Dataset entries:
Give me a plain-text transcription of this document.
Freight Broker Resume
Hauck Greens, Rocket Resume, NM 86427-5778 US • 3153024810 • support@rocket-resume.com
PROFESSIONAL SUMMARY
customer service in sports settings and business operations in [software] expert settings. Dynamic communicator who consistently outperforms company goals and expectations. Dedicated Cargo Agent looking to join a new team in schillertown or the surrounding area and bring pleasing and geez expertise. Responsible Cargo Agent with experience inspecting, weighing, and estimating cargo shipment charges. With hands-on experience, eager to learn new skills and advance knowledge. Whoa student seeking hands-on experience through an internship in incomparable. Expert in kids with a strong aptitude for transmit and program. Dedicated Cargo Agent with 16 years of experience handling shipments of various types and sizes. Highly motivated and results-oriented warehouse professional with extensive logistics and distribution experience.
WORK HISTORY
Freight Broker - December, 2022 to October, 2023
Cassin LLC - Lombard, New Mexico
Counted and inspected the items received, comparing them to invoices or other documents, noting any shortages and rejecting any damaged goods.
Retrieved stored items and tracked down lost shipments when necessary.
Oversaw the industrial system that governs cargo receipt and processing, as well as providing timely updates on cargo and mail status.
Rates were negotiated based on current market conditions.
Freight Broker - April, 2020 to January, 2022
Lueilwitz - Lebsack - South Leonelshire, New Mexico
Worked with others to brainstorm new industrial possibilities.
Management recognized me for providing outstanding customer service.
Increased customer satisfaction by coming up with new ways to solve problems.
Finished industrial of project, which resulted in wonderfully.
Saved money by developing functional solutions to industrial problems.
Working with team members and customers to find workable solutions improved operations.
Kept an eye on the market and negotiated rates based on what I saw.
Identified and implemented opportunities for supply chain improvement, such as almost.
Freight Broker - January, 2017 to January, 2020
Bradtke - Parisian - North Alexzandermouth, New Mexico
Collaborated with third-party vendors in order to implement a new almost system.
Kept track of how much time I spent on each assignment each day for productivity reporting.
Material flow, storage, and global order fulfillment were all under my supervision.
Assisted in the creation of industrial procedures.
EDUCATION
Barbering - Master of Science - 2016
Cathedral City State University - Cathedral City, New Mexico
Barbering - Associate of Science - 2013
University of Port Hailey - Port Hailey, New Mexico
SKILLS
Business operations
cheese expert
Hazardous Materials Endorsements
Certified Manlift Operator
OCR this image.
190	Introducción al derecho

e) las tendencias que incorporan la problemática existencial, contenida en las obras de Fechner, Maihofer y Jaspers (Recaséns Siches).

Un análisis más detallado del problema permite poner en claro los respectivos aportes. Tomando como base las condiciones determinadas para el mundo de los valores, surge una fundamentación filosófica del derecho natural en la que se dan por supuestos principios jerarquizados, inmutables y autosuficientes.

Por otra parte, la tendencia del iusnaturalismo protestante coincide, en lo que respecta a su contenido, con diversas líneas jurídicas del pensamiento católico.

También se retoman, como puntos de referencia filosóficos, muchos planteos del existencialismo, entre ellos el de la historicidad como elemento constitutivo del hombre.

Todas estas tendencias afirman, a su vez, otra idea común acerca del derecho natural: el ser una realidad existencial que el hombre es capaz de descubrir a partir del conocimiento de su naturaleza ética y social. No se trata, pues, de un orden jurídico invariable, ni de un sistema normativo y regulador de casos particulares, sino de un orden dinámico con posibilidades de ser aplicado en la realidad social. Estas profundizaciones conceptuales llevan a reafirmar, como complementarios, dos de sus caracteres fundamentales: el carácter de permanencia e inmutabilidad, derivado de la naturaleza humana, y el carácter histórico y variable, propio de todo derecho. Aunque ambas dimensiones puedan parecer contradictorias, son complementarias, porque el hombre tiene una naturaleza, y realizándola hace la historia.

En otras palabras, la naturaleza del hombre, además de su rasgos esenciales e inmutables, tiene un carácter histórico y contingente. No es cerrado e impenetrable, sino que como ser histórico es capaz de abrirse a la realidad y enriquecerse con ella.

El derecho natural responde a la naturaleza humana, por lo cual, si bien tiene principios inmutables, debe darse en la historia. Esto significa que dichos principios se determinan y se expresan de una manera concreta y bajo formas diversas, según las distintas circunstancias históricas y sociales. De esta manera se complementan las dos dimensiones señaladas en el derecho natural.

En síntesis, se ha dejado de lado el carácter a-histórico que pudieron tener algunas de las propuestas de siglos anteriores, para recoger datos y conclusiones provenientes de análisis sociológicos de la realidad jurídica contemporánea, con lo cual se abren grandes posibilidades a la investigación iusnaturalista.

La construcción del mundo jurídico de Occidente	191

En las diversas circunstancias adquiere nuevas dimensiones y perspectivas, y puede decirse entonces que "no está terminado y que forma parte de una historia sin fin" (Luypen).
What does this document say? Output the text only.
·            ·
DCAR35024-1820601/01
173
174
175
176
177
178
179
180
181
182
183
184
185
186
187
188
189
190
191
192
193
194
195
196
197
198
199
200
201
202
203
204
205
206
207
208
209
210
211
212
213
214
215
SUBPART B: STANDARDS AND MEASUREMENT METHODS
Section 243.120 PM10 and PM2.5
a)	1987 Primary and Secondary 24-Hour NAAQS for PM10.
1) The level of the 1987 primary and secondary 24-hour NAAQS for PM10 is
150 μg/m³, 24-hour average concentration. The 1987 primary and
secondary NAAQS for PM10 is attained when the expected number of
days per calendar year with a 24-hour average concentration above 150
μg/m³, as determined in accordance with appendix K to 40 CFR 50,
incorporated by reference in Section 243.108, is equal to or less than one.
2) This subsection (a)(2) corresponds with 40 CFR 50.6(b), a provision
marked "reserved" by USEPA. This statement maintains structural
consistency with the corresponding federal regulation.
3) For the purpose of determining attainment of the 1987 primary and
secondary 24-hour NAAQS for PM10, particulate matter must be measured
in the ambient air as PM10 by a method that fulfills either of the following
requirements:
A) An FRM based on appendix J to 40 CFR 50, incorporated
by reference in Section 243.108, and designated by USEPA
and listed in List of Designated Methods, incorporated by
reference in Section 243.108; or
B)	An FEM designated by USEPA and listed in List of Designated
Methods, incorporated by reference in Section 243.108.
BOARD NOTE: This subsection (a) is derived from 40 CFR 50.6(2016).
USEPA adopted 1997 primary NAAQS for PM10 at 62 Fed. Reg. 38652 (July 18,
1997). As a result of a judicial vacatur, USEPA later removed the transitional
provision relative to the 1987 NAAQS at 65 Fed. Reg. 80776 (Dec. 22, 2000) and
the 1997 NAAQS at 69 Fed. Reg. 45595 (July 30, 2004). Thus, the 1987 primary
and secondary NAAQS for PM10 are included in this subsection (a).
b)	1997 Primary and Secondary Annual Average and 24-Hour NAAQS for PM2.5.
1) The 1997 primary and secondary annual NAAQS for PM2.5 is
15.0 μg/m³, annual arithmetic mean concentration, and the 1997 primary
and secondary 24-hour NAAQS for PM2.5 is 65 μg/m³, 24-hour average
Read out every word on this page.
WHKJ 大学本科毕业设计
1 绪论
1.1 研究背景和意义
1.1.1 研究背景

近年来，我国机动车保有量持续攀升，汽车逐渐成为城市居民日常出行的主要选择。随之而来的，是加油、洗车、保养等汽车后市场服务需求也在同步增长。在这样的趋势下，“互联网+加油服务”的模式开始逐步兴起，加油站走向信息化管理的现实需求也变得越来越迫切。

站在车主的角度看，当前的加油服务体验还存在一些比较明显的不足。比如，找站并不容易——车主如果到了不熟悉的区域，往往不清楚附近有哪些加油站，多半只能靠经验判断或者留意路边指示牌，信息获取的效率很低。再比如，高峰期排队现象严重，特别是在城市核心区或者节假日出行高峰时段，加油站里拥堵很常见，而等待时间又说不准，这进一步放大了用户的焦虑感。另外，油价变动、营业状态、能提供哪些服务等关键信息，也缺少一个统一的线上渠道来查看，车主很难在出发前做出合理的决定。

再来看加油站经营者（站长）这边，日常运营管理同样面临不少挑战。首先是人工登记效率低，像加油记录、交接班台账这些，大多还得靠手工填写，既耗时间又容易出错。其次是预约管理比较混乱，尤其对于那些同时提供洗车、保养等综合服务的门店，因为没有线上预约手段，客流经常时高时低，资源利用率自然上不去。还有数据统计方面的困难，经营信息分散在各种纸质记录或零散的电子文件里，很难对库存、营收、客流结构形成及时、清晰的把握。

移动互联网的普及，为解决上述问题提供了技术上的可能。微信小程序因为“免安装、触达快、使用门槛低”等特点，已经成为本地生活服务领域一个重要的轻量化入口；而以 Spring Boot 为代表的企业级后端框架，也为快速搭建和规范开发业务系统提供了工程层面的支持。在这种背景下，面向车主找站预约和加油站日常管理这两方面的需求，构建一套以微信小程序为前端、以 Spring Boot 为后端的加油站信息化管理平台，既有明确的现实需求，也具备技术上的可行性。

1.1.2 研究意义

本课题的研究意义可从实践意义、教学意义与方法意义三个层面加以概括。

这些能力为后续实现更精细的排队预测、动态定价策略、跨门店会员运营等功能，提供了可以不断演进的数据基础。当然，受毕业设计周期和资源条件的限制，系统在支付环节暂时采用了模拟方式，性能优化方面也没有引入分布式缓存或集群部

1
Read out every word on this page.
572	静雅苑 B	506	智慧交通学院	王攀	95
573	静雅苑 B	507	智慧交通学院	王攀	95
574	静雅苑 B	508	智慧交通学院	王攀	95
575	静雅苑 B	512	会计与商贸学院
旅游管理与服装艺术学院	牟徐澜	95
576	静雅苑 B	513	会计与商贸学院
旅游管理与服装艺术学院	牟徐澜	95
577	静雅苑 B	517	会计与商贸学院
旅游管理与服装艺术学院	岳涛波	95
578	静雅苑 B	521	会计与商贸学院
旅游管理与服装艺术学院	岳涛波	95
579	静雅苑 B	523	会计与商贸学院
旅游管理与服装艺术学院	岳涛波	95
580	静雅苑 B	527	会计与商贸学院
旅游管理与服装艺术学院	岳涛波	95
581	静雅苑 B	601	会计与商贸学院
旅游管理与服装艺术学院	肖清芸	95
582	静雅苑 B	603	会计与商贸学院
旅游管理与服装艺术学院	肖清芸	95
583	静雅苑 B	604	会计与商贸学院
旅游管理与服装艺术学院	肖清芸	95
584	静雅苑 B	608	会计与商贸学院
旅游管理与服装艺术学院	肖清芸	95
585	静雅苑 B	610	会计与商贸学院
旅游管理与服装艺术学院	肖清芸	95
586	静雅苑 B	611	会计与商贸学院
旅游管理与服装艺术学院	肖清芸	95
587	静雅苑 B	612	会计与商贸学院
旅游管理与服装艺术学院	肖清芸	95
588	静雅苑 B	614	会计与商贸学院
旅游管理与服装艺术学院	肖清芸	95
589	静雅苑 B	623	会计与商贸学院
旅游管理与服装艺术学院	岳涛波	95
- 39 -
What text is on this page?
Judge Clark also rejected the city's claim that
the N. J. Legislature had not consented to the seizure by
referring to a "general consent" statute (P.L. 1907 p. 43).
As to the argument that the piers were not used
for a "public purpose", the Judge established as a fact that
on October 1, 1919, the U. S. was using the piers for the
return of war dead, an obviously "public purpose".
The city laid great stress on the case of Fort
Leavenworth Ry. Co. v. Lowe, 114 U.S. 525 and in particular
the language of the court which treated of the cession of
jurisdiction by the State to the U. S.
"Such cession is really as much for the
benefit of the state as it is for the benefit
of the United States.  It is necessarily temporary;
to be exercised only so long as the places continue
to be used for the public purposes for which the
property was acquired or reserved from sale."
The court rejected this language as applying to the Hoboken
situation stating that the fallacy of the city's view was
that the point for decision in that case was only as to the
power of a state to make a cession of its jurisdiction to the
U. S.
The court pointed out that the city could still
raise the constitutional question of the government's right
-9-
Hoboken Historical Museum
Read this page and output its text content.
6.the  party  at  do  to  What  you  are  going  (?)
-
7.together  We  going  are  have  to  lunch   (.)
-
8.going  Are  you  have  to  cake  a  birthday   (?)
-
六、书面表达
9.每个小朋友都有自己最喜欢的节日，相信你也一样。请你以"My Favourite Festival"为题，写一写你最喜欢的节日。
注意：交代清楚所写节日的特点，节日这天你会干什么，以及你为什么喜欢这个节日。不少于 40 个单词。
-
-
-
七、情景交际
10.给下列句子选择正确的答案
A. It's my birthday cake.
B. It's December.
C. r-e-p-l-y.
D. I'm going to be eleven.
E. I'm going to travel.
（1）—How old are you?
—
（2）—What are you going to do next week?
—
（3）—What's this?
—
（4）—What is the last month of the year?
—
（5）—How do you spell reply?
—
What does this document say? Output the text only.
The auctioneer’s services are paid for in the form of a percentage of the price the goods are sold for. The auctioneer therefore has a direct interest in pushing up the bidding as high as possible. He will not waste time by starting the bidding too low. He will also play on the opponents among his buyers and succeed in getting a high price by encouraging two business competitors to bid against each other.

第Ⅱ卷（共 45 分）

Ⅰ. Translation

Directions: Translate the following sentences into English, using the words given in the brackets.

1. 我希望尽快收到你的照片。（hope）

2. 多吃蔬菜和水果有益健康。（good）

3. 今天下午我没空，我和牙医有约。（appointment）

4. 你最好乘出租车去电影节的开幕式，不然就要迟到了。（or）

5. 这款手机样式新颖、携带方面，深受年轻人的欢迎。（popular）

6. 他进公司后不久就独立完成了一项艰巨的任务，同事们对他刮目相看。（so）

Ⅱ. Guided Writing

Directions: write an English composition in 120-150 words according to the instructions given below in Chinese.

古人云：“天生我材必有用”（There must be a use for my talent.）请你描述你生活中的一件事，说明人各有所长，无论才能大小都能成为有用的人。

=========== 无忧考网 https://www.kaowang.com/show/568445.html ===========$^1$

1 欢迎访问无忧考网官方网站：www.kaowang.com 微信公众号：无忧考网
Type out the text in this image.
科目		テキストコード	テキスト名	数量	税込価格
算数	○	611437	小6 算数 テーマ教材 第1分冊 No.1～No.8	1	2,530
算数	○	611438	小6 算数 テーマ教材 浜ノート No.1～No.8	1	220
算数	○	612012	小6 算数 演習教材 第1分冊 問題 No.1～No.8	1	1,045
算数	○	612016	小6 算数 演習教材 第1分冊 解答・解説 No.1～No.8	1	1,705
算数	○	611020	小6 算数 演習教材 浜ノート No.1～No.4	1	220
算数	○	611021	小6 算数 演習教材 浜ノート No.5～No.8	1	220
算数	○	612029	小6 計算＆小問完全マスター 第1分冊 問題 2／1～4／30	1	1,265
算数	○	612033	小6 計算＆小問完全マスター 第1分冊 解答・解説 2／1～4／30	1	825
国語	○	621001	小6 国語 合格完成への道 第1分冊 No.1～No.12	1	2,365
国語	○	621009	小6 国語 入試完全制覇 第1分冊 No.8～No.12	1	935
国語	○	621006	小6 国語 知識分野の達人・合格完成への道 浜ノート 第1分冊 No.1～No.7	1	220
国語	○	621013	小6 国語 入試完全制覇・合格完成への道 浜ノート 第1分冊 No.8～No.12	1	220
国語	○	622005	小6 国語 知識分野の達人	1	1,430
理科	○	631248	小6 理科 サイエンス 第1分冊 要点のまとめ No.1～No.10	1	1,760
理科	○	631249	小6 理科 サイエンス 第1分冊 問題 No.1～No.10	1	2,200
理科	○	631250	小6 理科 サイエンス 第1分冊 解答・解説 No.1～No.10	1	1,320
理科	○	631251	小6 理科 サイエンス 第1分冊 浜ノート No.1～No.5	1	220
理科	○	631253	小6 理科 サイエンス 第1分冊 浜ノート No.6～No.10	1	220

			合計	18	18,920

● **Brief**:
Copy each line of the listing that holds the word "diversas".

● **Answer to this exercise**:
Por otra parte, la tendencia del iusnaturalismo protestante coincide, en lo que respecta a su contenido, con diversas líneas jurídicas del pensamiento católico.
El derecho natural responde a la naturaleza humana, por lo cual, si bien tiene principios inmutables, debe darse en la historia. Esto significa que dichos principios se determinan y se expresan de una manera concreta y bajo formas diversas, según las distintas circunstancias históricas y sociales. De esta manera se complementan las dos dimensiones señaladas en el derecho natural.
En las diversas circunstancias adquiere nuevas dimensiones y perspectivas, y puede decirse entonces que "no está terminado y que forma parte de una historia sin fin" (Luypen).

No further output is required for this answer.